— Start of Task material —
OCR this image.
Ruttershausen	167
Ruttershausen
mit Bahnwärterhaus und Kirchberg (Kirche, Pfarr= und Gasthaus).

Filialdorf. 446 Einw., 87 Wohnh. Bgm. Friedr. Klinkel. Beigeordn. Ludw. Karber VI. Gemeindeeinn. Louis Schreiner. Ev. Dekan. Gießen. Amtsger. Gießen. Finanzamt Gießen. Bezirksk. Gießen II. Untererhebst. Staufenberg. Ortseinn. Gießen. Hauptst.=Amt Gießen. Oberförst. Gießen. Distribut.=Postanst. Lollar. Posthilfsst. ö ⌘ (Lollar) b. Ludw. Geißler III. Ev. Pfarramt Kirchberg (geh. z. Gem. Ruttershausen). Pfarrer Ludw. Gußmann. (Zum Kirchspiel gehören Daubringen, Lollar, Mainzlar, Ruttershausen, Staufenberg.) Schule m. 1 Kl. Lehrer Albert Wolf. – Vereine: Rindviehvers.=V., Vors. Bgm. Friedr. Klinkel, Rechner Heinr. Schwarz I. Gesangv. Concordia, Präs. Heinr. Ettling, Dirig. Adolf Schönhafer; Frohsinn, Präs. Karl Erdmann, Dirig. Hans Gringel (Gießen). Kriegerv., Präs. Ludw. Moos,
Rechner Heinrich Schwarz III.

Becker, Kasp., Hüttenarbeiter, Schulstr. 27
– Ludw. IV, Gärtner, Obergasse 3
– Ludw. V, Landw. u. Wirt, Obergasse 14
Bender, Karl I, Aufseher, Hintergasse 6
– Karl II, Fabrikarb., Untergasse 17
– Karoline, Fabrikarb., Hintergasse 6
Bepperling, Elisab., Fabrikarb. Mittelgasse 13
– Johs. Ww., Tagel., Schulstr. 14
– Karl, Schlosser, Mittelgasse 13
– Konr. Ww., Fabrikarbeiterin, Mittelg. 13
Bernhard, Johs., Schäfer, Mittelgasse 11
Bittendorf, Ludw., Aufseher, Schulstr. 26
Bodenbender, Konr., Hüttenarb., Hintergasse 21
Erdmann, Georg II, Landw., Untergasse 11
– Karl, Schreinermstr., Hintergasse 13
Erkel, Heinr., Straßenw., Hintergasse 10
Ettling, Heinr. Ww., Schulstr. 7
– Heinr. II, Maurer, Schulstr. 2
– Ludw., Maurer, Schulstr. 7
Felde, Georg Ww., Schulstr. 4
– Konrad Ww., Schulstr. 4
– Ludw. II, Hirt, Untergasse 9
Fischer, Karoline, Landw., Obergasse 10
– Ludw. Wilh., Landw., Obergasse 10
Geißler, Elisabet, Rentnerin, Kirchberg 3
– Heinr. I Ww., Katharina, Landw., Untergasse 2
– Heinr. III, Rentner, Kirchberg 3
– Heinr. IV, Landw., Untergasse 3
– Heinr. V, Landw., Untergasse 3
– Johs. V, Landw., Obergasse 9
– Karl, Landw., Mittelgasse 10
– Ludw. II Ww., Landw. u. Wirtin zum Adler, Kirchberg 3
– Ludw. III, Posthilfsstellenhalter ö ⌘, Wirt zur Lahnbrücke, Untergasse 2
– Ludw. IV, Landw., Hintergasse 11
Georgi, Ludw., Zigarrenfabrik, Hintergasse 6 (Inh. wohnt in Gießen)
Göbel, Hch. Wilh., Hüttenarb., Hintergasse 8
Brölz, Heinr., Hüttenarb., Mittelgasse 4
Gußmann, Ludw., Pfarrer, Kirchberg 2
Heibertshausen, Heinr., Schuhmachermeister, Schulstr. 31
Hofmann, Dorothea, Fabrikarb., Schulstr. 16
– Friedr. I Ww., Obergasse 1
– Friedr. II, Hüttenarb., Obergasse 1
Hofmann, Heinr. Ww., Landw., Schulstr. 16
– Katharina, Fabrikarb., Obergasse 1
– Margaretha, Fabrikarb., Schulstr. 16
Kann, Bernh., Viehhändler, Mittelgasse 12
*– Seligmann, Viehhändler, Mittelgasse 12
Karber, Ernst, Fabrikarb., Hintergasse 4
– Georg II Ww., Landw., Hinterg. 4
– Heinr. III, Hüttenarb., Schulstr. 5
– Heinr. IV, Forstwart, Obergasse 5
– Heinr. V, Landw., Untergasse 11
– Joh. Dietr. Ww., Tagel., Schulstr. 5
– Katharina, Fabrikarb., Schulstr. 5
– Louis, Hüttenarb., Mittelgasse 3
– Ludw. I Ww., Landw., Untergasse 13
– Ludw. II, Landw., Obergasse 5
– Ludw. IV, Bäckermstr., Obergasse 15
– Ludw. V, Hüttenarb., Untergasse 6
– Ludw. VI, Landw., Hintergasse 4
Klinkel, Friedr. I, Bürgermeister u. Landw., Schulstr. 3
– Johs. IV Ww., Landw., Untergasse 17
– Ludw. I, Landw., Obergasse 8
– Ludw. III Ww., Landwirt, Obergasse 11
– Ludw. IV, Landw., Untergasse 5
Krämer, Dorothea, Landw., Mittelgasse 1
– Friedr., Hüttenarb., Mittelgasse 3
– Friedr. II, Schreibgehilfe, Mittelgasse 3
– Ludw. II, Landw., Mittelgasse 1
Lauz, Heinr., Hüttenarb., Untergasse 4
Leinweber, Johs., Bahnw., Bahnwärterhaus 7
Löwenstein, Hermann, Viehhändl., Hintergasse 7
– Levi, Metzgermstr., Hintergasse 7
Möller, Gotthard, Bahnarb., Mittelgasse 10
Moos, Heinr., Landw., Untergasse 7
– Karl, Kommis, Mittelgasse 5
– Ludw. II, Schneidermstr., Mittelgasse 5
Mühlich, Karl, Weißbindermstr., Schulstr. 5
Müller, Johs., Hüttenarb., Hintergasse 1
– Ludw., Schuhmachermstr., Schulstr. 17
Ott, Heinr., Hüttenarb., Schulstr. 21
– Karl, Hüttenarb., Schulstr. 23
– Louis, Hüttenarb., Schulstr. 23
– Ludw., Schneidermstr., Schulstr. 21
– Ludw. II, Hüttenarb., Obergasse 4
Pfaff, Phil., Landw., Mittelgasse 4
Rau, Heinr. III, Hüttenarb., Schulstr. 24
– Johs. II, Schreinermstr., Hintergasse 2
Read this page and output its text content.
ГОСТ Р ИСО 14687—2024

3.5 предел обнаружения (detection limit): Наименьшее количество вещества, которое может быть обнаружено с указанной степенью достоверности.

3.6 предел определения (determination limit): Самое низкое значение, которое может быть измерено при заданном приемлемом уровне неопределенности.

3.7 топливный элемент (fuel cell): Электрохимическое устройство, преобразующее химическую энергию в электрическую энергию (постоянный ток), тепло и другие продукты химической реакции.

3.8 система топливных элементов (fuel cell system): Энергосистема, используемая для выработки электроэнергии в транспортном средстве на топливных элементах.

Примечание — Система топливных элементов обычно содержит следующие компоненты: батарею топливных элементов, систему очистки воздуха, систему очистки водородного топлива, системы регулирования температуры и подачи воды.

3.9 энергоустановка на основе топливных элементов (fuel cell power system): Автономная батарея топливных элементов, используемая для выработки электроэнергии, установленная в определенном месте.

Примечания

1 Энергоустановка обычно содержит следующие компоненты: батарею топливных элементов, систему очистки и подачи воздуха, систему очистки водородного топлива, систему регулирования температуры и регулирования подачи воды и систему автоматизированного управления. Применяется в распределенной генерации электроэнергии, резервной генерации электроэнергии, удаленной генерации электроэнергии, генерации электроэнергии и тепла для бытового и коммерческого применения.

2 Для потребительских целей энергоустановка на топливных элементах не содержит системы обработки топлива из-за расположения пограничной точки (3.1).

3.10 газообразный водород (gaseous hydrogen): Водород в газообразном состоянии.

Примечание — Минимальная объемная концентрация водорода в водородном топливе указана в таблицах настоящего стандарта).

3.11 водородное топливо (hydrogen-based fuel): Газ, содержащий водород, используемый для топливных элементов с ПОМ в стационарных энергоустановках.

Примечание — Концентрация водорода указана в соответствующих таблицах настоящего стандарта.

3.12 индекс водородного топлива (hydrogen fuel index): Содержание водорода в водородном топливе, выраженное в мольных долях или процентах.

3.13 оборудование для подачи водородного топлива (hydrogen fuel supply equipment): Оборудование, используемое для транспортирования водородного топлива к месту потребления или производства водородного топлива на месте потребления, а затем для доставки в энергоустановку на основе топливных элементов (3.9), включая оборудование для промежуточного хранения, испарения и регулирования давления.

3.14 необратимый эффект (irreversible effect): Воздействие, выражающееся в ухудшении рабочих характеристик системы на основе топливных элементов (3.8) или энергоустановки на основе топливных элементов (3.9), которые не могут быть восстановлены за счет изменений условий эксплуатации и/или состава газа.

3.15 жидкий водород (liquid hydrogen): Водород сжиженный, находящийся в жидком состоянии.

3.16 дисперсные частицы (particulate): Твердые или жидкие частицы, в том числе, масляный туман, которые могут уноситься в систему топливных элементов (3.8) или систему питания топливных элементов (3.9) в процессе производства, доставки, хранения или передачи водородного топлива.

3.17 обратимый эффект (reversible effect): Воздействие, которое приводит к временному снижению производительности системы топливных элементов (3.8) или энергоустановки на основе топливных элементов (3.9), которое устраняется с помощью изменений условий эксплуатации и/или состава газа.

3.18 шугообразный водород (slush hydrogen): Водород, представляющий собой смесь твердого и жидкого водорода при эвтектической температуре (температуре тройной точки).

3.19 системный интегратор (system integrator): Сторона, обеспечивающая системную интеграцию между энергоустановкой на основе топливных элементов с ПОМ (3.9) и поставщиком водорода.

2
— End of Task material —
> **What to work on**
Find the word "Schreinermstr" and list each line it appears in.

> **Response below**
– Karl, Schreinermstr., Hintergasse 13
– Johs. II, Schreinermstr., Hintergasse 2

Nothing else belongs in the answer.